Stored items:
-- BEGIN --

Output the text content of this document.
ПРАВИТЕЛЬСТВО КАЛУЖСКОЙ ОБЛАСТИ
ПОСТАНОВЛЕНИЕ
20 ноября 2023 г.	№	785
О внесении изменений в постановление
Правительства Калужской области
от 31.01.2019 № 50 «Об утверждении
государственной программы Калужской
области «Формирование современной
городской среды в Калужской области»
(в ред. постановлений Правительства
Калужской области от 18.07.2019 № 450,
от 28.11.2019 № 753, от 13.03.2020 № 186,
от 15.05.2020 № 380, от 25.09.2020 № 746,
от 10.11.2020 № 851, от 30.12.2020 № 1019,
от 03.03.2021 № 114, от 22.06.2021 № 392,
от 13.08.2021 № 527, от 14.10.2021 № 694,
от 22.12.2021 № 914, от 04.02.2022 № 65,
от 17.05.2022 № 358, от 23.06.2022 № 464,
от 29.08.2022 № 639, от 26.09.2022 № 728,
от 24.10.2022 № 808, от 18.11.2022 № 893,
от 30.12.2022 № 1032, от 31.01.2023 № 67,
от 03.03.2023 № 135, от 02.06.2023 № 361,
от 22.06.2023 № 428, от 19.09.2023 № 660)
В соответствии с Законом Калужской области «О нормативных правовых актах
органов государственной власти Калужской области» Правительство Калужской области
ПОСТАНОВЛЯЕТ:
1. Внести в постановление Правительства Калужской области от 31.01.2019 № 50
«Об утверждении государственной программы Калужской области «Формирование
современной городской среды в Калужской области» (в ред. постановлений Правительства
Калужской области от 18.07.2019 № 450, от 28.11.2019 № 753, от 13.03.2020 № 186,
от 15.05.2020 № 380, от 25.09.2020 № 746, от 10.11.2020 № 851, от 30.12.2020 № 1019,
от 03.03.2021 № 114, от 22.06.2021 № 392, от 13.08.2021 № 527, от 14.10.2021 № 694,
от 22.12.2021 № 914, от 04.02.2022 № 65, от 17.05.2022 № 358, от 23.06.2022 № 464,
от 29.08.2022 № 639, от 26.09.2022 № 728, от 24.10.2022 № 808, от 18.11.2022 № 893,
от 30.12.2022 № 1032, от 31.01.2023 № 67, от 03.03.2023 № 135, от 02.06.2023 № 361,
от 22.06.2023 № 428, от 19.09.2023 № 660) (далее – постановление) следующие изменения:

-- END --

Requirements »
Within the data above, pick out all lines holding the word "Формирование".

Worked answer »
области «Формирование современной
«Об утверждении государственной программы Калужской области «Формирование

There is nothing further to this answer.